** Goal **
Your task is to transcribe all of the data below exactly, omitting the images.

** Figure record extracts **

* * *

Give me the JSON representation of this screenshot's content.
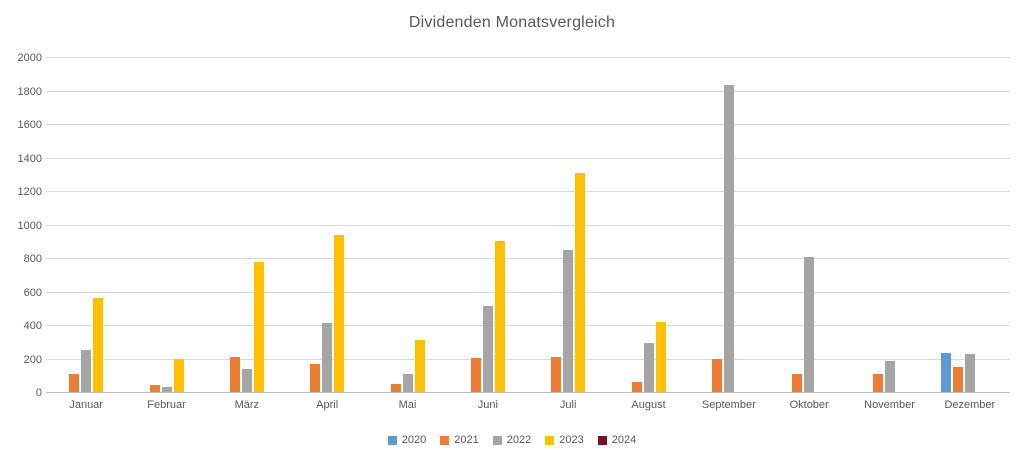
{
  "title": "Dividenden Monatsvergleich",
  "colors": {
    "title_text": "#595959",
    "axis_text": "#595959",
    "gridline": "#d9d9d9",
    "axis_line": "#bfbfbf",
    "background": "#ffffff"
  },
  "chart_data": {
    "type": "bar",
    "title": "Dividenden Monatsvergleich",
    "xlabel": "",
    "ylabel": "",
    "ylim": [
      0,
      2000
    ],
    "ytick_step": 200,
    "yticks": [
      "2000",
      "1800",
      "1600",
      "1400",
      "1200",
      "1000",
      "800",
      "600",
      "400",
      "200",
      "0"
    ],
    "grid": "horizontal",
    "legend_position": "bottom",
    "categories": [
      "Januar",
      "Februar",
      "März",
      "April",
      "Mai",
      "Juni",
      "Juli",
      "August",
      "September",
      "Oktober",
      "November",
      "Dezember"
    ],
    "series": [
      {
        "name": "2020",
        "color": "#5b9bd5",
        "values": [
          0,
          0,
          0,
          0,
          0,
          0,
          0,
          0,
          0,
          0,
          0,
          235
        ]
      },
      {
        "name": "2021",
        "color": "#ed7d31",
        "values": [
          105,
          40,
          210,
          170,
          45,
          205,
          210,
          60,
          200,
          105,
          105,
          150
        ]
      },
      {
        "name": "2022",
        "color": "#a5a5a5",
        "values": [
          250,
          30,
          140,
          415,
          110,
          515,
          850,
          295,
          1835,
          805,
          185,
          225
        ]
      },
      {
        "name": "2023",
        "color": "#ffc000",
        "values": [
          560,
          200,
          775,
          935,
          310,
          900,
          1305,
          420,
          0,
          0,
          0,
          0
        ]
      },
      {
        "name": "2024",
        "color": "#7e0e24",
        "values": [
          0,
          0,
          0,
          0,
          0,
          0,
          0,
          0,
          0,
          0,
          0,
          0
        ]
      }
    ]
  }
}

* * *

** Task result **
Give me the JSON representation of this screenshot's content.
{
  "title": "Dividenden Monatsvergleich",
  "colors": {
    "title_text": "#595959",
    "axis_text": "#595959",
    "gridline": "#d9d9d9",
    "axis_line": "#bfbfbf",
    "background": "#ffffff"
  },
  "chart_data": {
    "type": "bar",
    "title": "Dividenden Monatsvergleich",
    "xlabel": "",
    "ylabel": "",
    "ylim": [
      0,
      2000
    ],
    "ytick_step": 200,
    "yticks": [
      "2000",
      "1800",
      "1600",
      "1400",
      "1200",
      "1000",
      "800",
      "600",
      "400",
      "200",
      "0"
    ],
    "grid": "horizontal",
    "legend_position": "bottom",
    "categories": [
      "Januar",
      "Februar",
      "März",
      "April",
      "Mai",
      "Juni",
      "Juli",
      "August",
      "September",
      "Oktober",
      "November",
      "Dezember"
    ],
    "series": [
      {
        "name": "2020",
        "color": "#5b9bd5",
        "values": [
          0,
          0,
          0,
          0,
          0,
          0,
          0,
          0,
          0,
          0,
          0,
          235
        ]
      },
      {
        "name": "2021",
        "color": "#ed7d31",
        "values": [
          105,
          40,
          210,
          170,
          45,
          205,
          210,
          60,
          200,
          105,
          105,
          150
        ]
      },
      {
        "name": "2022",
        "color": "#a5a5a5",
        "values": [
          250,
          30,
          140,
          415,
          110,
          515,
          850,
          295,
          1835,
          805,
          185,
          225
        ]
      },
      {
        "name": "2023",
        "color": "#ffc000",
        "values": [
          560,
          200,
          775,
          935,
          310,
          900,
          1305,
          420,
          0,
          0,
          0,
          0
        ]
      },
      {
        "name": "2024",
        "color": "#7e0e24",
        "values": [
          0,
          0,
          0,
          0,
          0,
          0,
          0,
          0,
          0,
          0,
          0,
          0
        ]
      }
    ]
  }
}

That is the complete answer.